• Problem description
Copy every line of the data that contains the string "same".

══ Dataset records

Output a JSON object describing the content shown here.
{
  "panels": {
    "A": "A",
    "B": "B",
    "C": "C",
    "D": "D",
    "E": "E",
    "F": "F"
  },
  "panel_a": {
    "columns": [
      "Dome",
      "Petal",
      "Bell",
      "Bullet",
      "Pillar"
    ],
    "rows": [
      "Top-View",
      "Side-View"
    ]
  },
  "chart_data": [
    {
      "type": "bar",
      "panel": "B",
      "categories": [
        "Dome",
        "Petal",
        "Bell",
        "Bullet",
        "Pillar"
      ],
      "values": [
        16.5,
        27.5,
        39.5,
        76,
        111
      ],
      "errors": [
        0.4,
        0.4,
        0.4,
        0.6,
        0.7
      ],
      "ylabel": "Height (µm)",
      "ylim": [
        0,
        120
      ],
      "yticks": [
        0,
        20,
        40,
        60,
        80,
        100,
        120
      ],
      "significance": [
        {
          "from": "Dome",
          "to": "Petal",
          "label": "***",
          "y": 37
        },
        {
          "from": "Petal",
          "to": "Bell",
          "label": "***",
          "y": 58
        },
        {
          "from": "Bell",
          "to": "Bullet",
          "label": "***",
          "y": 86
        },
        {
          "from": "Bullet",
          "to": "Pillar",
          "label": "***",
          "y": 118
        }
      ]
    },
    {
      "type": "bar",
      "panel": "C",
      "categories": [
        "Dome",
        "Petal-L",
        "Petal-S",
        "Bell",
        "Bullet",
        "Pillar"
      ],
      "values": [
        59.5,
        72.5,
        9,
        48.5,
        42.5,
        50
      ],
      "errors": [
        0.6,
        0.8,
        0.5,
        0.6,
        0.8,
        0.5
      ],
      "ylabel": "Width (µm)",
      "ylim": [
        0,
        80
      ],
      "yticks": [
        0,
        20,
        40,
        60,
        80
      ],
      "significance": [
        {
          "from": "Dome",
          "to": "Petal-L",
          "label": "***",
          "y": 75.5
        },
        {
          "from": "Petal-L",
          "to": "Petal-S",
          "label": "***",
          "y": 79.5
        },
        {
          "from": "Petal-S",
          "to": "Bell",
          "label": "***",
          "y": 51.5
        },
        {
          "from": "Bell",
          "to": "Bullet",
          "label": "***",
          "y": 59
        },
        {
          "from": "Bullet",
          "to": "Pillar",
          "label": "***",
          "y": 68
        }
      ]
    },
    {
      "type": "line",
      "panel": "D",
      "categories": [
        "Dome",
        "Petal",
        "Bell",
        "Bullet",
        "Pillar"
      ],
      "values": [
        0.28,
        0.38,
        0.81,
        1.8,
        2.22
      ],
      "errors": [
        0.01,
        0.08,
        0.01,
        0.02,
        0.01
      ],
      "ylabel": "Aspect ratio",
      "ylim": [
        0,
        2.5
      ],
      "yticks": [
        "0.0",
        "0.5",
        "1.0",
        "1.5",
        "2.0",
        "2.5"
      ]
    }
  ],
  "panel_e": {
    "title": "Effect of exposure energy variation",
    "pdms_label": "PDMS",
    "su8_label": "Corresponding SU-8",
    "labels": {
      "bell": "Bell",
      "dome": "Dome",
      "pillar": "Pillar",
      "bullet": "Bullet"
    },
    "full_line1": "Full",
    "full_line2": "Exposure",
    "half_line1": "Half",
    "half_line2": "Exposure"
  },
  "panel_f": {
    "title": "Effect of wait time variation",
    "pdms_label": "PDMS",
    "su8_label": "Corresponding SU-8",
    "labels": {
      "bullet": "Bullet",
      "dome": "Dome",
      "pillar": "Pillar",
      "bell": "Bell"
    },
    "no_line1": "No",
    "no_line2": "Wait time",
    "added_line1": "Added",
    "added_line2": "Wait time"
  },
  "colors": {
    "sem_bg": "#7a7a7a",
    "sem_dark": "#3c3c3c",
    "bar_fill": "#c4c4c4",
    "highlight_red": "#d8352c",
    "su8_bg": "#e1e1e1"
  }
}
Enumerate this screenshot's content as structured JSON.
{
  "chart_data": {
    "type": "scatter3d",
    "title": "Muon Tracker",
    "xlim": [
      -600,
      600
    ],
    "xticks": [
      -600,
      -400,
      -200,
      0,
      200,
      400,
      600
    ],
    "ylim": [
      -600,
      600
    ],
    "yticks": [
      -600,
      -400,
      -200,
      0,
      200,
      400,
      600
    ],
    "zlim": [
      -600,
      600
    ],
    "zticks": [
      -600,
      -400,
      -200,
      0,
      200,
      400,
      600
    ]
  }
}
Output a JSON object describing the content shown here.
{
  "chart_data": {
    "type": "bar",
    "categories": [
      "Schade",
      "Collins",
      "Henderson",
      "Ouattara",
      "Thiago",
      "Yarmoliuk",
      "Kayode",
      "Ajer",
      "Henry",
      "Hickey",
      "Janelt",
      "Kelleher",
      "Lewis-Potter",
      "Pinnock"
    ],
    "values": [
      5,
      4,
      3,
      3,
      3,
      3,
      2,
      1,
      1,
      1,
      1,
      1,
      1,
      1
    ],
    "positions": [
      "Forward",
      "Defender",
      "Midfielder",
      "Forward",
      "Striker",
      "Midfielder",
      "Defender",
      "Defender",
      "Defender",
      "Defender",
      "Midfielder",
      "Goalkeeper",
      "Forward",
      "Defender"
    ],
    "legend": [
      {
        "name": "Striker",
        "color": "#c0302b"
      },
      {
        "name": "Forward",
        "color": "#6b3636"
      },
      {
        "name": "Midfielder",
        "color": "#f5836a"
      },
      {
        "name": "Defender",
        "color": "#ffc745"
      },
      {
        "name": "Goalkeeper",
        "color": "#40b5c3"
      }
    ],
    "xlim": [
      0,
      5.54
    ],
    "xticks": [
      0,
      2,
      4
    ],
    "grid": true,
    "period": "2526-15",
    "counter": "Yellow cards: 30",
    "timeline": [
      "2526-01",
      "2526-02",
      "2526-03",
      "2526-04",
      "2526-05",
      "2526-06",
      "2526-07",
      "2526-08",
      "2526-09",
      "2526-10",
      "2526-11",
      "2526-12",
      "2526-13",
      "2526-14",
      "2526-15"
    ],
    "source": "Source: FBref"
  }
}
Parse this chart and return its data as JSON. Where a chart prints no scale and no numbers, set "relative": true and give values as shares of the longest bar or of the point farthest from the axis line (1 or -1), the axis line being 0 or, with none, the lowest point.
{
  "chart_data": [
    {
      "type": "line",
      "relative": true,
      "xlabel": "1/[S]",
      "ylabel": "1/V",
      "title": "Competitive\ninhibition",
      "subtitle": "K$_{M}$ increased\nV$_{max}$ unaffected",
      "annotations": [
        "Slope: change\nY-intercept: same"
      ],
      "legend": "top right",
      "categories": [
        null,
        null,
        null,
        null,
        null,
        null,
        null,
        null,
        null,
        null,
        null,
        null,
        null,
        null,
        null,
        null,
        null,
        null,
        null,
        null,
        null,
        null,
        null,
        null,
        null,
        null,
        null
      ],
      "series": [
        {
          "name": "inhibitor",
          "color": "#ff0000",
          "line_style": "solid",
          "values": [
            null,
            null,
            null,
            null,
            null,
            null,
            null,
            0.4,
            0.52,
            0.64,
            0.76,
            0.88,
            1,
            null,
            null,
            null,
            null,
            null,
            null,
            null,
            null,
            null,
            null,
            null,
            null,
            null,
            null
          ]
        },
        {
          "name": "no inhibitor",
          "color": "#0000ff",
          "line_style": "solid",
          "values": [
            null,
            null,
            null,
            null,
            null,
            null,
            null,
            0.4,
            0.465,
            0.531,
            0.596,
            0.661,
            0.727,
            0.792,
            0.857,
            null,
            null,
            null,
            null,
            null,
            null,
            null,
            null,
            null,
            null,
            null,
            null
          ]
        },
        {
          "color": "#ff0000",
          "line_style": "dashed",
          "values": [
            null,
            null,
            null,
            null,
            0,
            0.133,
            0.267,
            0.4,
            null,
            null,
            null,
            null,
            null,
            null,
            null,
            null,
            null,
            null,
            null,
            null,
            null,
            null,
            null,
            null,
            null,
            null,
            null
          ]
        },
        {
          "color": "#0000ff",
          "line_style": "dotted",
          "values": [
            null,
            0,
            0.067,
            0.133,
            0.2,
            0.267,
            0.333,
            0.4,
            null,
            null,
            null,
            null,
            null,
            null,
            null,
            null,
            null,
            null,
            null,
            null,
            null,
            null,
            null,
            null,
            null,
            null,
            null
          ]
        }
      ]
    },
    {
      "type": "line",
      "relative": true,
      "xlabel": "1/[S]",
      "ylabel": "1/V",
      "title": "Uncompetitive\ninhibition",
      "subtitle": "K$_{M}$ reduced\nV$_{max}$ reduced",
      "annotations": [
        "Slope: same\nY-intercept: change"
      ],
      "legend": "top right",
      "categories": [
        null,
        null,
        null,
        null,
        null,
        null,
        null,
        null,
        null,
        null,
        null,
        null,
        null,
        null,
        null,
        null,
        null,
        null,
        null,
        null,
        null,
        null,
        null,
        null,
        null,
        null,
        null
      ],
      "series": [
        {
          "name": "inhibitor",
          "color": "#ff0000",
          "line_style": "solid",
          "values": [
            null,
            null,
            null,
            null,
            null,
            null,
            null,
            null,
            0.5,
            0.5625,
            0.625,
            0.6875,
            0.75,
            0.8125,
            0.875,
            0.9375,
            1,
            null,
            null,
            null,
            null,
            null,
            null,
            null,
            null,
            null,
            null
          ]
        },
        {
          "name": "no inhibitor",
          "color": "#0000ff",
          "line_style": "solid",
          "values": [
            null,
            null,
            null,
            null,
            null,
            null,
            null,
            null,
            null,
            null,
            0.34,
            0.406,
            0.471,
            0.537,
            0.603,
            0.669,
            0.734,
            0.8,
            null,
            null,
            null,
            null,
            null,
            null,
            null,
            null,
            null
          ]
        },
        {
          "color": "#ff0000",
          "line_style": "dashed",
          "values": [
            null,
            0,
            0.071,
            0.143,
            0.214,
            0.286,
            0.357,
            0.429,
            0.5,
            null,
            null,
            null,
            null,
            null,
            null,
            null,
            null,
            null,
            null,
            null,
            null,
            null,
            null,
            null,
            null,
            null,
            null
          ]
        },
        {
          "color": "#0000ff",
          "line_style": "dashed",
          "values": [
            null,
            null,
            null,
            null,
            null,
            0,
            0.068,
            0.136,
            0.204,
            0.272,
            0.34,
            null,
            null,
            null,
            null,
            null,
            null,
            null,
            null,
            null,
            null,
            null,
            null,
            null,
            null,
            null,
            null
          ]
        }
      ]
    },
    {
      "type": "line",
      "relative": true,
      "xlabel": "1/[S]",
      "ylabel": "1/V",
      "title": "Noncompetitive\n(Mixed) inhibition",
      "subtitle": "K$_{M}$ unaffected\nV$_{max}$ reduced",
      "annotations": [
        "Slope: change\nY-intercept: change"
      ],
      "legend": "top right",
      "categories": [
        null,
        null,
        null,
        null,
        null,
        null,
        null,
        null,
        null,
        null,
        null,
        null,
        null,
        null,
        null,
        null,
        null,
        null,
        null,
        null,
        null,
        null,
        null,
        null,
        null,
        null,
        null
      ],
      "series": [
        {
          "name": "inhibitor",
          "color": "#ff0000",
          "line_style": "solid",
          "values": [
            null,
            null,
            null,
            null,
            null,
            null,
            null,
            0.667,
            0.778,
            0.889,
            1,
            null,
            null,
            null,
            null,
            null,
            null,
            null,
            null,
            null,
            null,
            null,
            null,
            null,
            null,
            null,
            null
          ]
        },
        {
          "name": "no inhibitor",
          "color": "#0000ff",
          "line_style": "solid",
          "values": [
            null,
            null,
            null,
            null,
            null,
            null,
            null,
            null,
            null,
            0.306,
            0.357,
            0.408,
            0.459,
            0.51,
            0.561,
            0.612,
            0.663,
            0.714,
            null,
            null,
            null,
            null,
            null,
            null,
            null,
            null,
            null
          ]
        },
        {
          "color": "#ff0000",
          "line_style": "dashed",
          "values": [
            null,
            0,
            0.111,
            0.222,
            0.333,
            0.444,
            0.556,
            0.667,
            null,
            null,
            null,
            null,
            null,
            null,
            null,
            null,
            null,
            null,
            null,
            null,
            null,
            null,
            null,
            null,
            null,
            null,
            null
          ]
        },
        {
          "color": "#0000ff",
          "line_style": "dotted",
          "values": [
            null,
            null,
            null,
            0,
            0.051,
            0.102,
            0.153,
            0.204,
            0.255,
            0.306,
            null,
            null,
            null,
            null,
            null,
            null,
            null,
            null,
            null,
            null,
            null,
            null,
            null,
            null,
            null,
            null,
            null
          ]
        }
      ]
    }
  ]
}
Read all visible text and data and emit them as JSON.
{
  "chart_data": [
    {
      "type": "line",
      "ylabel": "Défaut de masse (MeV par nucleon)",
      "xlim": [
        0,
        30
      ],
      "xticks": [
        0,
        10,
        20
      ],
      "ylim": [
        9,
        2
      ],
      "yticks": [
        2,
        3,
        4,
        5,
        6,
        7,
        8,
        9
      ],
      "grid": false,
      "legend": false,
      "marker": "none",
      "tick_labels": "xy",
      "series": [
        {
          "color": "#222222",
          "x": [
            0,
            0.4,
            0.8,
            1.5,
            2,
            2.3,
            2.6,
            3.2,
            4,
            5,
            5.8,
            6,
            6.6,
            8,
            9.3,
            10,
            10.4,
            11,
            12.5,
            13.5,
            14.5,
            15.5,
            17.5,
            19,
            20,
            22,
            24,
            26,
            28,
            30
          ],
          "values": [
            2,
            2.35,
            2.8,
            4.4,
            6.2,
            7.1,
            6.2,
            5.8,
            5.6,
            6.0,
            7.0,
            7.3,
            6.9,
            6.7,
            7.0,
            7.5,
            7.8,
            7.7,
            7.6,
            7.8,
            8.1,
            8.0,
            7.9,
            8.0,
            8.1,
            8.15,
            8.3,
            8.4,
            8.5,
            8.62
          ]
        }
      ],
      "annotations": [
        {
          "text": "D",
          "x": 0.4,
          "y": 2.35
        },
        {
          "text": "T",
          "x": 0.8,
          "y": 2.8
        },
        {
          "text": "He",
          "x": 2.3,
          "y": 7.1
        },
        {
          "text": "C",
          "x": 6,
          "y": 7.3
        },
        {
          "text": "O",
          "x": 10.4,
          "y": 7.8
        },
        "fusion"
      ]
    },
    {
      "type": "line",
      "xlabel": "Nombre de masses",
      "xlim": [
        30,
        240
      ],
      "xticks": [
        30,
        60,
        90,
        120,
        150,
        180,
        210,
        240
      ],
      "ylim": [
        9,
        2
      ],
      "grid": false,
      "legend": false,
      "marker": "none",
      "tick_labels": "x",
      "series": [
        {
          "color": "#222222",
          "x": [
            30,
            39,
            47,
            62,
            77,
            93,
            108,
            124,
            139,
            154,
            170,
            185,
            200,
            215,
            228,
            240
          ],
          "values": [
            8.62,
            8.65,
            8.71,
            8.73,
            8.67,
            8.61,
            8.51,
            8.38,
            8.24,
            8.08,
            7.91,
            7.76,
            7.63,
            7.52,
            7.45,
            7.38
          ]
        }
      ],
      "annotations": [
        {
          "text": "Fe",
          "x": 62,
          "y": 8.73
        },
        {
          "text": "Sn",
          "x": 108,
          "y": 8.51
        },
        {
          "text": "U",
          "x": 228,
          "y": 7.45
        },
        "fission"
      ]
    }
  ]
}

════

• Answer in full
        "Slope: change\nY-intercept: same"
        "Slope: same\nY-intercept: change"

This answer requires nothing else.